Extend the passage below on dairy plant layout, carrying on after its final sentence.

START Supplied passage

The flow chart is a diagrammatic representation of the flow of materials and a sequence of operations for a given food processing operation.
From the process chart, one can be able to identify;
- The required materials
- Sequence of operations and their parameter magnitudes
- Products and by-products
- Required equipment and utilities
If you are considering putting up a dairy processing unit, the following would be a feasible flowchart for the reception process.
Factors to consider when planning a food plant design and layout.
- Product flow: – consider if the plant processing with the available equipment will need a linear flow or otherwise
- Equipment spacing: – ensure that the equipment is properly laid out in the facility to leave adequate room for personnel movement
- Space for maintenance operations: – ensure that all the equipment has at least 75 cm clearance from the nearest wall to facilitate movement and manipulation during maintenance operations. The doors should open freely
- Orient the equipment in the plant to facilitate suitable product flow
- Process parameters (or indicators) should be visible and accessible to facilitate quick implementation of corrective mechanisms
- Properly place all the operating control panels within reach and properly labeled
- Consider all other safety concerns within the plant.
Plant Layout: Sections of a Dairy Processing Plant
Plant layout plays a very critical role in production planning and plant efficiency. Proper planning for the dairy manufacturing plant (or any other food manufacturing plant) will not only increase efficiency but quality as well.
Given that quality is the number one prerequisite for any food manufacturing plant, it is very critical to ensure that the plant and equipment facilitate the required quality as much as possible.
In fact, the architectural design should take quality, functionality and safety into consideration among the many other aspects of consideration.
Food safety is a building block for food quality assurance. Given the nobility of the functions of a processing facility, it is important to assure high standards of safety.
Negligence in terms of quality in a manufacturing plant would put many lives at risk. This is due to the direct impact of the products that come from these processing lines.

END Supplied passage
START Information shown

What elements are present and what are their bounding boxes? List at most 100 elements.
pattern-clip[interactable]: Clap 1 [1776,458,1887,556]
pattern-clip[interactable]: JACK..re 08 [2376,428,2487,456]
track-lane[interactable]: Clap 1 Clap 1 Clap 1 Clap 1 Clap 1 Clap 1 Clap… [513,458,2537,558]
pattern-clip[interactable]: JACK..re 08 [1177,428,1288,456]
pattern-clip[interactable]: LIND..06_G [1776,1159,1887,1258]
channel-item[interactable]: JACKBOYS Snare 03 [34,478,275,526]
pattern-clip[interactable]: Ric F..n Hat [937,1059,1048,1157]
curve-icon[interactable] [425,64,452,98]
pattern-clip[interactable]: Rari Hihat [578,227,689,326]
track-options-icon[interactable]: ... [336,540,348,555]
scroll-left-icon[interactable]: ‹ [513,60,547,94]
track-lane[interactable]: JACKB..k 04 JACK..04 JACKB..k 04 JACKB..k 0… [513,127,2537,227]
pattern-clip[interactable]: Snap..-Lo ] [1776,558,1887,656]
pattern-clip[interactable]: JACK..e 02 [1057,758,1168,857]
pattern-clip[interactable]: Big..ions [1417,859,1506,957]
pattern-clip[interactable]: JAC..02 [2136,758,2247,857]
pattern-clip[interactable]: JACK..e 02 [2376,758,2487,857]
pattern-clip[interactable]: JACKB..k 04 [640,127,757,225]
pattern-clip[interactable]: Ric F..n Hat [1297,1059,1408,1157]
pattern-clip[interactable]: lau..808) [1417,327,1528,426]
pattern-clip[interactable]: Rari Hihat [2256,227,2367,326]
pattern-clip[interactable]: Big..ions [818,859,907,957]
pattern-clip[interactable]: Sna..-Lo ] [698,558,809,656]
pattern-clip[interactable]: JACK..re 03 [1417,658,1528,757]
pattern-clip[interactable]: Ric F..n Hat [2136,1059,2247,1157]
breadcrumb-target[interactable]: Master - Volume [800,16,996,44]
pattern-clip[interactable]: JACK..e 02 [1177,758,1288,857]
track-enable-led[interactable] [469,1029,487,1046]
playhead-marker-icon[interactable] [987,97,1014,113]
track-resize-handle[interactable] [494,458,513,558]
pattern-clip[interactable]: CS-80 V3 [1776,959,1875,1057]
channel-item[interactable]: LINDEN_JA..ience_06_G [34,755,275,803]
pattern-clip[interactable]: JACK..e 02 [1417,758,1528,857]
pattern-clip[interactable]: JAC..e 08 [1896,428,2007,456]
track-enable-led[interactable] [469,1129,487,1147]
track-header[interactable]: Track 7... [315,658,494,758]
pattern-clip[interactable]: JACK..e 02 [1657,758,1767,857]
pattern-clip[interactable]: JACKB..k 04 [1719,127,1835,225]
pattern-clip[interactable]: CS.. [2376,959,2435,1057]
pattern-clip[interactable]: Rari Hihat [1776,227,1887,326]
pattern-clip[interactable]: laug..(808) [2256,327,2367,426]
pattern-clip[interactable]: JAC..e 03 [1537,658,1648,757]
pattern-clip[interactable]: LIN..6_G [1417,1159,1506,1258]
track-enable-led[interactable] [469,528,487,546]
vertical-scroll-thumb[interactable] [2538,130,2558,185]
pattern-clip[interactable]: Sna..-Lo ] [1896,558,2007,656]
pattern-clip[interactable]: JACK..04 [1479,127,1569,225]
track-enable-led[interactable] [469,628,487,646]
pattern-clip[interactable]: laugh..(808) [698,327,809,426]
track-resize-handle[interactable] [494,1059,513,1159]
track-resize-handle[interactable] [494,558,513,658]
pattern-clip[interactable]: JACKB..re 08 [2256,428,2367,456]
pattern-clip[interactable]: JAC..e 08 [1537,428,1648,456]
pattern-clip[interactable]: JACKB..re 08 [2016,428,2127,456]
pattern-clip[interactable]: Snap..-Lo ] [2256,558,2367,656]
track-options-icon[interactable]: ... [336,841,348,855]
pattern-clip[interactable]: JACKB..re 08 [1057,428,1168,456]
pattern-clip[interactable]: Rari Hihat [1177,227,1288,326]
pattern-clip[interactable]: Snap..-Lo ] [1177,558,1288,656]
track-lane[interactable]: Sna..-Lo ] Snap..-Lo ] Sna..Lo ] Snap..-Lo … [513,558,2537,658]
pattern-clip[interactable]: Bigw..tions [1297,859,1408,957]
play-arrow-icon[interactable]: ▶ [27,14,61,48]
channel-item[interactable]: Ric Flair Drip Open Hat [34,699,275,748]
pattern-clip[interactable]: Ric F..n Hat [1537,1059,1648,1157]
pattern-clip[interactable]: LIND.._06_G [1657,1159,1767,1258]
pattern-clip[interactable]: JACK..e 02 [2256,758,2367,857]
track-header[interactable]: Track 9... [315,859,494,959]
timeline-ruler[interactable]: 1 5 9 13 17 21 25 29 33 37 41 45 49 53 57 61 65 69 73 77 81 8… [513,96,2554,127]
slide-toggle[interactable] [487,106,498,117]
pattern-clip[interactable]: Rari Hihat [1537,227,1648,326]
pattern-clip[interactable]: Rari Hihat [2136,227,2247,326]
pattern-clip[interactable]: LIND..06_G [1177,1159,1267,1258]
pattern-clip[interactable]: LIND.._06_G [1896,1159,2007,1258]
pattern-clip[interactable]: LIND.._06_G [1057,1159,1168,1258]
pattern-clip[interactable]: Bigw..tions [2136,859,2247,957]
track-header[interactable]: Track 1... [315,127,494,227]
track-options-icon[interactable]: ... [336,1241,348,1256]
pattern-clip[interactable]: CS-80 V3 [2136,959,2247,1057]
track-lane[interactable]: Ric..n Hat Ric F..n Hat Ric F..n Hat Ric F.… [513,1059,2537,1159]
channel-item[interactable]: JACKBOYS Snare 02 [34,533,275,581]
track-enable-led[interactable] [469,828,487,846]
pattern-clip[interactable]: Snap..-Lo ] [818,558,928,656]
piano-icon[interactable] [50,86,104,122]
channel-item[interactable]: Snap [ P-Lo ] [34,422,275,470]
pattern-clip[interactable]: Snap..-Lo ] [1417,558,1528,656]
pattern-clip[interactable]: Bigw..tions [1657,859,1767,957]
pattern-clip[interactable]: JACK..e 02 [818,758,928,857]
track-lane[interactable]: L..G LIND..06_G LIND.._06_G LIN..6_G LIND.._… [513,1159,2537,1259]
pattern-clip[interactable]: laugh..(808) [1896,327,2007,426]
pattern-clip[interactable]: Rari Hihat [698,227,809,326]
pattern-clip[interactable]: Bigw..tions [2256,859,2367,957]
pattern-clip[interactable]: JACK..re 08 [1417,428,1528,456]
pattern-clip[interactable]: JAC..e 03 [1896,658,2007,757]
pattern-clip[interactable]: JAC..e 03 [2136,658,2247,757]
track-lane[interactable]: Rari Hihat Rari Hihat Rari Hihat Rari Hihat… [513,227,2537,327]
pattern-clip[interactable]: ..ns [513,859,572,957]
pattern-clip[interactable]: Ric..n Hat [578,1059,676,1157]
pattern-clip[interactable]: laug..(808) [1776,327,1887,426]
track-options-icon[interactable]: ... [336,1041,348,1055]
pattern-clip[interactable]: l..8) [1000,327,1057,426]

END Information shown

▶ **Answer for this exercise**:
The layout of the food manufacturing plant plays a key role in quality assurance because it not only facilitates smooth flow of products but also prevents cross-contamination of products in the processing lines.
Common Sections of a Food Manufacturing Plant.
i) Reception
Truck and milk tankers usually ferry the milk to the processing plant. The factory personnel offload this milk at the specially designed offloading bay. There are pumps and flow meters at the bay to check the flow of milk as it flows into the milk silos.
On the other hand, the staff manually offload milk from trucks onto a raised platform (usually 0.8 -0.9 meters in height). The raised platform should facilitate orderliness for serving each supplier at a time.
The orderliness will also facilitate thorough quality assurance testing. The platform should have a lining of rubber mats to reduce noise at the platform.
ii) Processing rooms
Separate raw material rooms from the processing rooms. The rooms should not open directly to the exterior of the plant. Use barriers/self-closing doors.
The plant layout should include the plans for the manufacturing, packaging, and storage rooms.
The manufacturing and packaging rooms should be separate from the storage room. Product storage room should be separate from the material storage room. Such a separation will be a safeguard against cross-contamination.
Perishable products are kept in a refrigerated/cold room to keep them at the right quality before dispatching to the market.
iii) Laboratory
The lab should be easily accessible due to the central role it plays in quality assurance. It should be located near the manager’s office for ease of supervision.
Its central placement should facilitate access to the raw material and product sampling points for timely analysis.
iv) Toilet facilities
Separate the washrooms from the processing area. The facility should have both bathrooms and the toilets. Provide foot baths, hand washing sinks, and hand sanitizers.
The water valve at the hand-washing sink should be foot operated to increase/improve sanitation.
v) Offices
The offices should be accessible from the entrance of the plant. In case of a story building, design the offices to occupy the upper floors.
Whichever the case, the office should be accessible to facilitate supervision of the plant activities within the plant.
vi) Utility room
The plant layout should also provide an ample space for the utility room, which houses the boilers, refrigeration system, power generators, compressed air/vacuum systems, etc.
Design a different building to house these utilities because of safety issues associated with each.
vii) Waste Handling facilities
Implement proper waste handling mechanisms for every food processing plant. Include grease/grit trap in your designs.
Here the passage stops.